Rows contained in a dataset:
· · · · ·

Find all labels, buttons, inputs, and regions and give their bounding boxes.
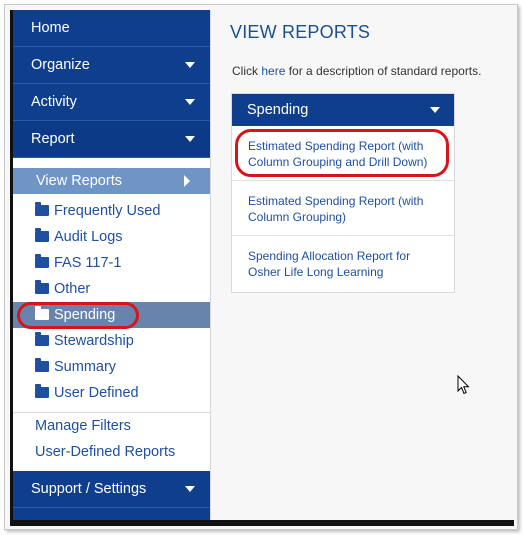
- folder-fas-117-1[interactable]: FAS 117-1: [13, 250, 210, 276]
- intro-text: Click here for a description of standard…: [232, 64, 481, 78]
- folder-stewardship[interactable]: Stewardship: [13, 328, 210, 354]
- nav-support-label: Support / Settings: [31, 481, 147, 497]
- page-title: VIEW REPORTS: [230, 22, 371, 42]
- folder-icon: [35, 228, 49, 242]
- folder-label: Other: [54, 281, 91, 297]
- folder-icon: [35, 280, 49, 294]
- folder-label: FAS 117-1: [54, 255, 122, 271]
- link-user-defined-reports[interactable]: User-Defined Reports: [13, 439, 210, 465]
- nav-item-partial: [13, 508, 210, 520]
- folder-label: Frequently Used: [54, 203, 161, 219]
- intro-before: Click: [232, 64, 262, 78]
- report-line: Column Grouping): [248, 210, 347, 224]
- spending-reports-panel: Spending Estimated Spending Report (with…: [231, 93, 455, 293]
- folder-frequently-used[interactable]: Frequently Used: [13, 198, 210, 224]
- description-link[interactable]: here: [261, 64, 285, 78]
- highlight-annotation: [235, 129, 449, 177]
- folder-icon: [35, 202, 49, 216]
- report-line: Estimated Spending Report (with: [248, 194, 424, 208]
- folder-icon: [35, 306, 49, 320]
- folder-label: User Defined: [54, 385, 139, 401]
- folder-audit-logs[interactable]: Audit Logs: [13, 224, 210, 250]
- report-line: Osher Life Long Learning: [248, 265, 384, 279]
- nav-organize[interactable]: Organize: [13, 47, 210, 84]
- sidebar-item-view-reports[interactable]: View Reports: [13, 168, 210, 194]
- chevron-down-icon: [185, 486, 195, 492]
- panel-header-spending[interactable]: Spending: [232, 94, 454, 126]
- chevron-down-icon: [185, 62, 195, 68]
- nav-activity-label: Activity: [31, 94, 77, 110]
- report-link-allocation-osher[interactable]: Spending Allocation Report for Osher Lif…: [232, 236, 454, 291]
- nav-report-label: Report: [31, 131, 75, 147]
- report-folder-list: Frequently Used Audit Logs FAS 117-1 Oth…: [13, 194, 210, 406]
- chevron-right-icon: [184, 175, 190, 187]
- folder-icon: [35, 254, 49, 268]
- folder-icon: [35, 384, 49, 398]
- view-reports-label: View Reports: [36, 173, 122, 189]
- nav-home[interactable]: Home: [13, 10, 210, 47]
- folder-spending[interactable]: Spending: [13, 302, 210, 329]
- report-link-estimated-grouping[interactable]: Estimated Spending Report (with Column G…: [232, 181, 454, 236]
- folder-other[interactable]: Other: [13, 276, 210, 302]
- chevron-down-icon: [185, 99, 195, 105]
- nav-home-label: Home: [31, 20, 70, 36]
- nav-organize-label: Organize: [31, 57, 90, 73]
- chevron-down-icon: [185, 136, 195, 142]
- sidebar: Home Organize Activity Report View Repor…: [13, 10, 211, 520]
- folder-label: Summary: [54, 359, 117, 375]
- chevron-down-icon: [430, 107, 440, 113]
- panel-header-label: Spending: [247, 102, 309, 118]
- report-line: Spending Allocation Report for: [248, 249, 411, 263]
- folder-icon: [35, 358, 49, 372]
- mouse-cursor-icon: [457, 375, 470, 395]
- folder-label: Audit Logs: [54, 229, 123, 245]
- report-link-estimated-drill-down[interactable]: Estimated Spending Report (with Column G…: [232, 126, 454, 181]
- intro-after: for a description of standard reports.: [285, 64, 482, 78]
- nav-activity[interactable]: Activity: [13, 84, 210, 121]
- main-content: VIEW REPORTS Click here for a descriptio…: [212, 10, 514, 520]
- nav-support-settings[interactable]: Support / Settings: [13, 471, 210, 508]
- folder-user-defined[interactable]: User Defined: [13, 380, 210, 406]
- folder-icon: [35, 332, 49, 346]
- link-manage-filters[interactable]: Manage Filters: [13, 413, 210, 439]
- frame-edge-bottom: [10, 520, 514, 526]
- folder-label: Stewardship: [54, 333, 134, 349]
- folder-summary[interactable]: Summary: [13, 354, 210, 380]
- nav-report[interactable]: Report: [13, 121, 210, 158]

· · · · ·

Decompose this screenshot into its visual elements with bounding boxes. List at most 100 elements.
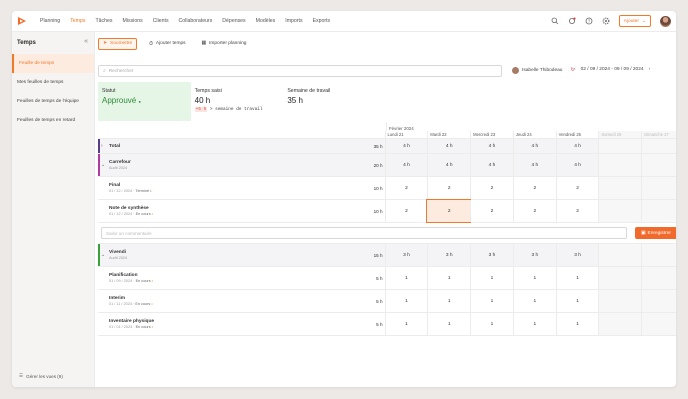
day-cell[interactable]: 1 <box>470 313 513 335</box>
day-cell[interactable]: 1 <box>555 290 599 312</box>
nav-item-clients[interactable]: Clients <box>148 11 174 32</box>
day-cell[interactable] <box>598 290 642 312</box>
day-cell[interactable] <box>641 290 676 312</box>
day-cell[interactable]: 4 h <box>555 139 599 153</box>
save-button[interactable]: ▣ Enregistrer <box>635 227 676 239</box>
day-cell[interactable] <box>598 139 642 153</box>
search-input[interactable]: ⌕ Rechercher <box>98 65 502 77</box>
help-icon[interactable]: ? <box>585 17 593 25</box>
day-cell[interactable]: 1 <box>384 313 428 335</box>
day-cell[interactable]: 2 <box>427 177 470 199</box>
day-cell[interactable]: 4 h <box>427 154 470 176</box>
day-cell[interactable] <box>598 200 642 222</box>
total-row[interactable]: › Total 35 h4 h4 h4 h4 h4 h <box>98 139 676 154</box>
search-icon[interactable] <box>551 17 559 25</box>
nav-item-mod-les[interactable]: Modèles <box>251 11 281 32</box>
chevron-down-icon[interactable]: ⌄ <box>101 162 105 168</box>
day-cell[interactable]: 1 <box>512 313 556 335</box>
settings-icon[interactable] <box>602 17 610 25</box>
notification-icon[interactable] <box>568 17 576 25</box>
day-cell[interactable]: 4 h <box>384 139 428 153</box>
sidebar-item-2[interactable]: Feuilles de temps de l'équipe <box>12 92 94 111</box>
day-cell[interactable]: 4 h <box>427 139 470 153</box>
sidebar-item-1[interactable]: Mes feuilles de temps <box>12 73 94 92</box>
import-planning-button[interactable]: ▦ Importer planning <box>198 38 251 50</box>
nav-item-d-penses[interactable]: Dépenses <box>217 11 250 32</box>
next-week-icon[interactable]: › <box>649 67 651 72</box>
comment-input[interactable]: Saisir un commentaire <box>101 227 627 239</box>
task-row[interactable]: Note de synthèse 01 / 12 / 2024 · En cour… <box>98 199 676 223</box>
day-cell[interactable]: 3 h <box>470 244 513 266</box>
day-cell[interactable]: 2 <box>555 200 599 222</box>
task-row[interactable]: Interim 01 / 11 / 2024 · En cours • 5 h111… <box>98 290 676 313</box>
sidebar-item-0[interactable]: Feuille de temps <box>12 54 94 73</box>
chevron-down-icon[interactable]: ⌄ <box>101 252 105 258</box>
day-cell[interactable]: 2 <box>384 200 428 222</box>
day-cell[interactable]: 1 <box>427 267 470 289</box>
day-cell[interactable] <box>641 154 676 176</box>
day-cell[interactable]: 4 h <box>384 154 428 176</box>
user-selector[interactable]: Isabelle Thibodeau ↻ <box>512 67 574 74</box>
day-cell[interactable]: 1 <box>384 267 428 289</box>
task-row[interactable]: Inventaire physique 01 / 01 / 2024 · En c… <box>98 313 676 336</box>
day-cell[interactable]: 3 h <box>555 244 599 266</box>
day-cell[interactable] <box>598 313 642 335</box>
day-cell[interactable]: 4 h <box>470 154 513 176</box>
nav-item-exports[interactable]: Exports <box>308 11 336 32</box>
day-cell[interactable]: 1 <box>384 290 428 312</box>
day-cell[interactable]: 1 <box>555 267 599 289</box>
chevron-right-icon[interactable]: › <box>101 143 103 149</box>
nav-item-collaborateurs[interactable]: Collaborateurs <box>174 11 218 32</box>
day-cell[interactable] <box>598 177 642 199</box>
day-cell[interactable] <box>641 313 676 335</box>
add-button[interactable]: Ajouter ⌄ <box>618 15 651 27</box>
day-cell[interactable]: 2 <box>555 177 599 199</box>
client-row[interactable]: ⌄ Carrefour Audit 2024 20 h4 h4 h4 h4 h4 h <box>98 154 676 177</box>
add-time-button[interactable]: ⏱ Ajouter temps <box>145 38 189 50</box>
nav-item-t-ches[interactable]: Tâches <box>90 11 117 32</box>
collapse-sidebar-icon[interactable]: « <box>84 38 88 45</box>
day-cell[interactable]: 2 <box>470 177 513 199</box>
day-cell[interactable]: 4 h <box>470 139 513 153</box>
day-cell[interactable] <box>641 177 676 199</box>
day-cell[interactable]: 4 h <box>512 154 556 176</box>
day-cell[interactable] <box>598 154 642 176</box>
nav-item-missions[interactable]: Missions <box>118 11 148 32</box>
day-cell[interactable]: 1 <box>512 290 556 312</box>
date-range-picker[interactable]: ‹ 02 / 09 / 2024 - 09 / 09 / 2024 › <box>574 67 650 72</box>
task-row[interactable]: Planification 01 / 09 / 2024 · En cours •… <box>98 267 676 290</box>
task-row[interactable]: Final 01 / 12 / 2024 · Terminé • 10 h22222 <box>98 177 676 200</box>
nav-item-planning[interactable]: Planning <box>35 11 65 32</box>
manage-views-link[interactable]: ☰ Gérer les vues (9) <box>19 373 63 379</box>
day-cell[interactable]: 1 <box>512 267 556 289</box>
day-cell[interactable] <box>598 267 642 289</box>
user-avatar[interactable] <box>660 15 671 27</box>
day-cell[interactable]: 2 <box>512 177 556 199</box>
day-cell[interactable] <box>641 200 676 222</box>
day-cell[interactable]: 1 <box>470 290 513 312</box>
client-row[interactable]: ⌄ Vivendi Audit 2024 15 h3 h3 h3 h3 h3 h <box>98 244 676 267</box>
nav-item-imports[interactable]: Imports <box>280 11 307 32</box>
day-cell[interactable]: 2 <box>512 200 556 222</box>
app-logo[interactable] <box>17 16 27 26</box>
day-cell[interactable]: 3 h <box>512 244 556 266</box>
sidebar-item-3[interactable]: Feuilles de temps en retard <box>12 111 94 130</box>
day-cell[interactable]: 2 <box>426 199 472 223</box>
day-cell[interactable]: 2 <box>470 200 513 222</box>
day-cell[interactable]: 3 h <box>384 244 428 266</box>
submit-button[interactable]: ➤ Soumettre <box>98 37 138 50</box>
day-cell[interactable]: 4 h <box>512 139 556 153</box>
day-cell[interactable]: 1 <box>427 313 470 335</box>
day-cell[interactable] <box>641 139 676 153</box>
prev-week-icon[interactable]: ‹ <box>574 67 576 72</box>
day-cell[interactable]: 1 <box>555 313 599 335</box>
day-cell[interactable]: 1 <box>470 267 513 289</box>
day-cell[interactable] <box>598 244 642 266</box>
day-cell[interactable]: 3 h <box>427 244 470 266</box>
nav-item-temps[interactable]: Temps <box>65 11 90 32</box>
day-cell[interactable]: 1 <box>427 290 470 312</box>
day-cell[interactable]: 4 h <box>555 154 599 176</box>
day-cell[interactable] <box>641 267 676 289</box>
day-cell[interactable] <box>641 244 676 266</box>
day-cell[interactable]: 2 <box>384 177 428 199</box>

· · · · ·

▶ **Given request**
Can you rewrite the rows starting at the line containing "day-cell[interactable]: 1 <box>470 313" and ending at the line containing "day-cell[interactable]: 4 h <box>427 154", changing "Enregistrer" to "Sauvegarder" and leaving everything else unchanged?

▶ **Correct result**
day-cell[interactable]: 1 <box>470 313 513 335</box>
day-cell[interactable]: 1 <box>555 290 599 312</box>
nav-item-clients[interactable]: Clients <box>148 11 174 32</box>
day-cell[interactable] <box>598 290 642 312</box>
day-cell[interactable] <box>641 290 676 312</box>
day-cell[interactable]: 4 h <box>555 139 599 153</box>
save-button[interactable]: ▣ Sauvegarder <box>635 227 676 239</box>
day-cell[interactable] <box>598 139 642 153</box>
search-input[interactable]: ⌕ Rechercher <box>98 65 502 77</box>
help-icon[interactable]: ? <box>585 17 593 25</box>
day-cell[interactable]: 1 <box>384 313 428 335</box>
day-cell[interactable]: 2 <box>427 177 470 199</box>
day-cell[interactable]: 4 h <box>427 154 470 176</box>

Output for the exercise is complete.